-------- Supplied records --------
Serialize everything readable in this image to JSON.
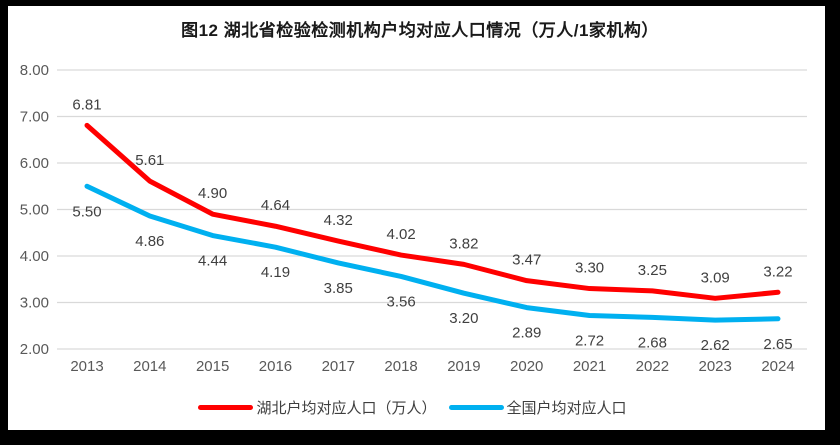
{
  "chart_data": {
    "type": "line",
    "title": "图12 湖北省检验检测机构户均对应人口情况（万人/1家机构）",
    "categories": [
      "2013",
      "2014",
      "2015",
      "2016",
      "2017",
      "2018",
      "2019",
      "2020",
      "2021",
      "2022",
      "2023",
      "2024"
    ],
    "series": [
      {
        "name": "湖北户均对应人口（万人）",
        "color": "#ff0000",
        "label_position": "above",
        "values": [
          6.81,
          5.61,
          4.9,
          4.64,
          4.32,
          4.02,
          3.82,
          3.47,
          3.3,
          3.25,
          3.09,
          3.22
        ]
      },
      {
        "name": "全国户均对应人口",
        "color": "#00b0f0",
        "label_position": "below",
        "values": [
          5.5,
          4.86,
          4.44,
          4.19,
          3.85,
          3.56,
          3.2,
          2.89,
          2.72,
          2.68,
          2.62,
          2.65
        ]
      }
    ],
    "ylim": [
      2,
      8
    ],
    "y_tick_step": 1,
    "y_tick_format": "2-decimals",
    "grid": "horizontal",
    "legend_position": "bottom",
    "gridline_color": "#d9d9d9",
    "axis_label_color": "#595959",
    "data_label_color": "#404040",
    "frame_color": "#000000",
    "background_color": "#ffffff"
  }
}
--------
■ **Exercise directions**
Retype each record exactly as it stands, but do not include the pictures.

■ **Completed task**
Serialize everything readable in this image to JSON.
{
  "chart_data": {
    "type": "line",
    "title": "图12 湖北省检验检测机构户均对应人口情况（万人/1家机构）",
    "categories": [
      "2013",
      "2014",
      "2015",
      "2016",
      "2017",
      "2018",
      "2019",
      "2020",
      "2021",
      "2022",
      "2023",
      "2024"
    ],
    "series": [
      {
        "name": "湖北户均对应人口（万人）",
        "color": "#ff0000",
        "label_position": "above",
        "values": [
          6.81,
          5.61,
          4.9,
          4.64,
          4.32,
          4.02,
          3.82,
          3.47,
          3.3,
          3.25,
          3.09,
          3.22
        ]
      },
      {
        "name": "全国户均对应人口",
        "color": "#00b0f0",
        "label_position": "below",
        "values": [
          5.5,
          4.86,
          4.44,
          4.19,
          3.85,
          3.56,
          3.2,
          2.89,
          2.72,
          2.68,
          2.62,
          2.65
        ]
      }
    ],
    "ylim": [
      2,
      8
    ],
    "y_tick_step": 1,
    "y_tick_format": "2-decimals",
    "grid": "horizontal",
    "legend_position": "bottom",
    "gridline_color": "#d9d9d9",
    "axis_label_color": "#595959",
    "data_label_color": "#404040",
    "frame_color": "#000000",
    "background_color": "#ffffff"
  }
}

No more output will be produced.